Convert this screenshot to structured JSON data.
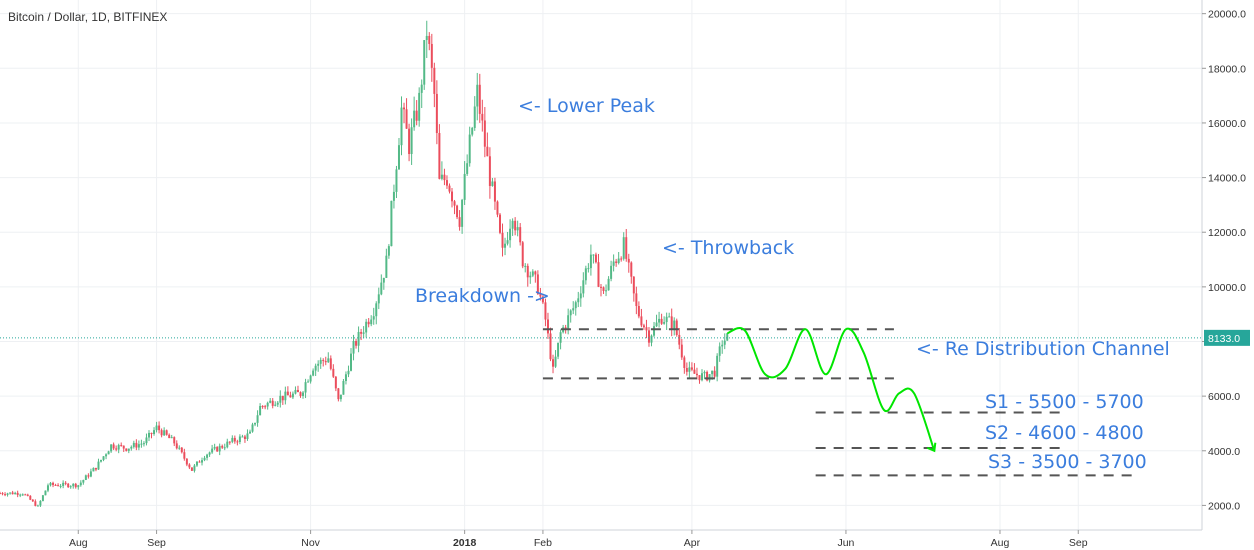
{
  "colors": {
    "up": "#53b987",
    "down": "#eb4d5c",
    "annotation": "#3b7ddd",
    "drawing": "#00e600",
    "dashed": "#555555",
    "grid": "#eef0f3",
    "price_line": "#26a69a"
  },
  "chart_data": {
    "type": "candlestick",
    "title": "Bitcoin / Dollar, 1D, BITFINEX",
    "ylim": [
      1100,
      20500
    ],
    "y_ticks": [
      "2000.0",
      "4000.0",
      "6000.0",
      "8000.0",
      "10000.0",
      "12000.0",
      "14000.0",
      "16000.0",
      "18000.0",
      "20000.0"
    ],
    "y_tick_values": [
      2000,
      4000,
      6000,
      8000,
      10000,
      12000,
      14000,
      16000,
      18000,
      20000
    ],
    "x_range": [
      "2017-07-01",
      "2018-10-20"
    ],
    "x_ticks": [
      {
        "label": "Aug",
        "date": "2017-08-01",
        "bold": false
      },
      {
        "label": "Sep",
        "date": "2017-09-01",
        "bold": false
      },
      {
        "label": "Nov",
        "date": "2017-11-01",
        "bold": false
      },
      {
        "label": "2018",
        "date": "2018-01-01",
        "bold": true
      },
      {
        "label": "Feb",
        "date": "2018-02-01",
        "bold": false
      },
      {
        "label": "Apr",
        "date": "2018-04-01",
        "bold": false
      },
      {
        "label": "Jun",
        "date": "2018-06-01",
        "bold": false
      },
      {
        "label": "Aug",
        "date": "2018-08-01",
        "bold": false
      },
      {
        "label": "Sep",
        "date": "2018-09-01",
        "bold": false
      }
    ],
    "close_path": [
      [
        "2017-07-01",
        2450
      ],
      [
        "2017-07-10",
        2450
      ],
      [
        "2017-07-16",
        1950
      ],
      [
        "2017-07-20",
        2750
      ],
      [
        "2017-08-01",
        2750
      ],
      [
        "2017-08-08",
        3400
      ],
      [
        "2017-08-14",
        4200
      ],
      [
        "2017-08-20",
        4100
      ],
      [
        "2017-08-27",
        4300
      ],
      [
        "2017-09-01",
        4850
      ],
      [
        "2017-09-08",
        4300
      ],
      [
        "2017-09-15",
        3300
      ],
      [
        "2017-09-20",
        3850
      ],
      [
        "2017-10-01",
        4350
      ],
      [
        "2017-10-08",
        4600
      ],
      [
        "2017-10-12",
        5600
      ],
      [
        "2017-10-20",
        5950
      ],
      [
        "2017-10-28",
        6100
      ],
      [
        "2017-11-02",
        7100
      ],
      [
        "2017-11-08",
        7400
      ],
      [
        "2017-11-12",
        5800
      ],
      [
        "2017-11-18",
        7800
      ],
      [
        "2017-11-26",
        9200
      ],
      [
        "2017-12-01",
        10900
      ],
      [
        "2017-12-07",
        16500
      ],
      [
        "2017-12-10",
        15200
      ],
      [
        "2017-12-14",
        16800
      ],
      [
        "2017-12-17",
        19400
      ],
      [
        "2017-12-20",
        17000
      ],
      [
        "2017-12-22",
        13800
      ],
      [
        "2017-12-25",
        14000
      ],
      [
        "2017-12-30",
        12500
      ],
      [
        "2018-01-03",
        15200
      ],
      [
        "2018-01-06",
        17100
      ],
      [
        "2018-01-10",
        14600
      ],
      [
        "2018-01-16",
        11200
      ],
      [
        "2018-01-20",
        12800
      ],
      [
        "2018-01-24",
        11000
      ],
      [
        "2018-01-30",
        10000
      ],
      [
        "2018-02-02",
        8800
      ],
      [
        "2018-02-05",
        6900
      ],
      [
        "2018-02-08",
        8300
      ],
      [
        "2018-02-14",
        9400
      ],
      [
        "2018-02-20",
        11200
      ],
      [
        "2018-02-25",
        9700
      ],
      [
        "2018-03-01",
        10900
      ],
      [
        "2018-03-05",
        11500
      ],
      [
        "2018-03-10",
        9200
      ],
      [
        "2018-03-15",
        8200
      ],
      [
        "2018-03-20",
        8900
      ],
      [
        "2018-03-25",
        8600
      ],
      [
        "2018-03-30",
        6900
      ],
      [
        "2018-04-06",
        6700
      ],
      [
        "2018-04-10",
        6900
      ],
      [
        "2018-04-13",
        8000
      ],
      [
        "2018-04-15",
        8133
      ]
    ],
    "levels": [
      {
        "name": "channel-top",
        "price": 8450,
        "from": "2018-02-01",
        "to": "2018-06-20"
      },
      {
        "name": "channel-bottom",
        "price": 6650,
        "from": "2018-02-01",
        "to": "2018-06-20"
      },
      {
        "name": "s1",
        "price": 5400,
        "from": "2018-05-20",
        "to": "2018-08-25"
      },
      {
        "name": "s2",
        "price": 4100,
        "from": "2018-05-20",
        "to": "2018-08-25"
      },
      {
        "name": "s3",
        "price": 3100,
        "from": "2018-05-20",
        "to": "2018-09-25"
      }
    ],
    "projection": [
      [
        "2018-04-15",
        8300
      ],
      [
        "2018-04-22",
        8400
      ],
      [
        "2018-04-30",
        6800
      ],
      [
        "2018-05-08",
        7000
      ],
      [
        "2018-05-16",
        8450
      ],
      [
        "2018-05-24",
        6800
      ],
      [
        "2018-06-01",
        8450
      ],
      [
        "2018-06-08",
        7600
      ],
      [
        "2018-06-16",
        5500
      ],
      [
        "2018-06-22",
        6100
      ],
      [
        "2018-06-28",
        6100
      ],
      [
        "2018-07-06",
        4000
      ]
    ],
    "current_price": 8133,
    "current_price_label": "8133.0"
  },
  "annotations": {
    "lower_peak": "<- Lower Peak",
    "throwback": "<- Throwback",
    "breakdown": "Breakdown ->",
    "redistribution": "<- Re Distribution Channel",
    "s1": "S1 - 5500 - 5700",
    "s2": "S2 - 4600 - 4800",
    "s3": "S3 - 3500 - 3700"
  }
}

REQUEST =>
Write out the entries above verbatim; the pictures do not belong in your copy.

COMPLETED EXERCISE =>
Convert this screenshot to structured JSON data.
{
  "colors": {
    "up": "#53b987",
    "down": "#eb4d5c",
    "annotation": "#3b7ddd",
    "drawing": "#00e600",
    "dashed": "#555555",
    "grid": "#eef0f3",
    "price_line": "#26a69a"
  },
  "chart_data": {
    "type": "candlestick",
    "title": "Bitcoin / Dollar, 1D, BITFINEX",
    "ylim": [
      1100,
      20500
    ],
    "y_ticks": [
      "2000.0",
      "4000.0",
      "6000.0",
      "8000.0",
      "10000.0",
      "12000.0",
      "14000.0",
      "16000.0",
      "18000.0",
      "20000.0"
    ],
    "y_tick_values": [
      2000,
      4000,
      6000,
      8000,
      10000,
      12000,
      14000,
      16000,
      18000,
      20000
    ],
    "x_range": [
      "2017-07-01",
      "2018-10-20"
    ],
    "x_ticks": [
      {
        "label": "Aug",
        "date": "2017-08-01",
        "bold": false
      },
      {
        "label": "Sep",
        "date": "2017-09-01",
        "bold": false
      },
      {
        "label": "Nov",
        "date": "2017-11-01",
        "bold": false
      },
      {
        "label": "2018",
        "date": "2018-01-01",
        "bold": true
      },
      {
        "label": "Feb",
        "date": "2018-02-01",
        "bold": false
      },
      {
        "label": "Apr",
        "date": "2018-04-01",
        "bold": false
      },
      {
        "label": "Jun",
        "date": "2018-06-01",
        "bold": false
      },
      {
        "label": "Aug",
        "date": "2018-08-01",
        "bold": false
      },
      {
        "label": "Sep",
        "date": "2018-09-01",
        "bold": false
      }
    ],
    "close_path": [
      [
        "2017-07-01",
        2450
      ],
      [
        "2017-07-10",
        2450
      ],
      [
        "2017-07-16",
        1950
      ],
      [
        "2017-07-20",
        2750
      ],
      [
        "2017-08-01",
        2750
      ],
      [
        "2017-08-08",
        3400
      ],
      [
        "2017-08-14",
        4200
      ],
      [
        "2017-08-20",
        4100
      ],
      [
        "2017-08-27",
        4300
      ],
      [
        "2017-09-01",
        4850
      ],
      [
        "2017-09-08",
        4300
      ],
      [
        "2017-09-15",
        3300
      ],
      [
        "2017-09-20",
        3850
      ],
      [
        "2017-10-01",
        4350
      ],
      [
        "2017-10-08",
        4600
      ],
      [
        "2017-10-12",
        5600
      ],
      [
        "2017-10-20",
        5950
      ],
      [
        "2017-10-28",
        6100
      ],
      [
        "2017-11-02",
        7100
      ],
      [
        "2017-11-08",
        7400
      ],
      [
        "2017-11-12",
        5800
      ],
      [
        "2017-11-18",
        7800
      ],
      [
        "2017-11-26",
        9200
      ],
      [
        "2017-12-01",
        10900
      ],
      [
        "2017-12-07",
        16500
      ],
      [
        "2017-12-10",
        15200
      ],
      [
        "2017-12-14",
        16800
      ],
      [
        "2017-12-17",
        19400
      ],
      [
        "2017-12-20",
        17000
      ],
      [
        "2017-12-22",
        13800
      ],
      [
        "2017-12-25",
        14000
      ],
      [
        "2017-12-30",
        12500
      ],
      [
        "2018-01-03",
        15200
      ],
      [
        "2018-01-06",
        17100
      ],
      [
        "2018-01-10",
        14600
      ],
      [
        "2018-01-16",
        11200
      ],
      [
        "2018-01-20",
        12800
      ],
      [
        "2018-01-24",
        11000
      ],
      [
        "2018-01-30",
        10000
      ],
      [
        "2018-02-02",
        8800
      ],
      [
        "2018-02-05",
        6900
      ],
      [
        "2018-02-08",
        8300
      ],
      [
        "2018-02-14",
        9400
      ],
      [
        "2018-02-20",
        11200
      ],
      [
        "2018-02-25",
        9700
      ],
      [
        "2018-03-01",
        10900
      ],
      [
        "2018-03-05",
        11500
      ],
      [
        "2018-03-10",
        9200
      ],
      [
        "2018-03-15",
        8200
      ],
      [
        "2018-03-20",
        8900
      ],
      [
        "2018-03-25",
        8600
      ],
      [
        "2018-03-30",
        6900
      ],
      [
        "2018-04-06",
        6700
      ],
      [
        "2018-04-10",
        6900
      ],
      [
        "2018-04-13",
        8000
      ],
      [
        "2018-04-15",
        8133
      ]
    ],
    "levels": [
      {
        "name": "channel-top",
        "price": 8450,
        "from": "2018-02-01",
        "to": "2018-06-20"
      },
      {
        "name": "channel-bottom",
        "price": 6650,
        "from": "2018-02-01",
        "to": "2018-06-20"
      },
      {
        "name": "s1",
        "price": 5400,
        "from": "2018-05-20",
        "to": "2018-08-25"
      },
      {
        "name": "s2",
        "price": 4100,
        "from": "2018-05-20",
        "to": "2018-08-25"
      },
      {
        "name": "s3",
        "price": 3100,
        "from": "2018-05-20",
        "to": "2018-09-25"
      }
    ],
    "projection": [
      [
        "2018-04-15",
        8300
      ],
      [
        "2018-04-22",
        8400
      ],
      [
        "2018-04-30",
        6800
      ],
      [
        "2018-05-08",
        7000
      ],
      [
        "2018-05-16",
        8450
      ],
      [
        "2018-05-24",
        6800
      ],
      [
        "2018-06-01",
        8450
      ],
      [
        "2018-06-08",
        7600
      ],
      [
        "2018-06-16",
        5500
      ],
      [
        "2018-06-22",
        6100
      ],
      [
        "2018-06-28",
        6100
      ],
      [
        "2018-07-06",
        4000
      ]
    ],
    "current_price": 8133,
    "current_price_label": "8133.0"
  },
  "annotations": {
    "lower_peak": "<- Lower Peak",
    "throwback": "<- Throwback",
    "breakdown": "Breakdown ->",
    "redistribution": "<- Re Distribution Channel",
    "s1": "S1 - 5500 - 5700",
    "s2": "S2 - 4600 - 4800",
    "s3": "S3 - 3500 - 3700"
  }
}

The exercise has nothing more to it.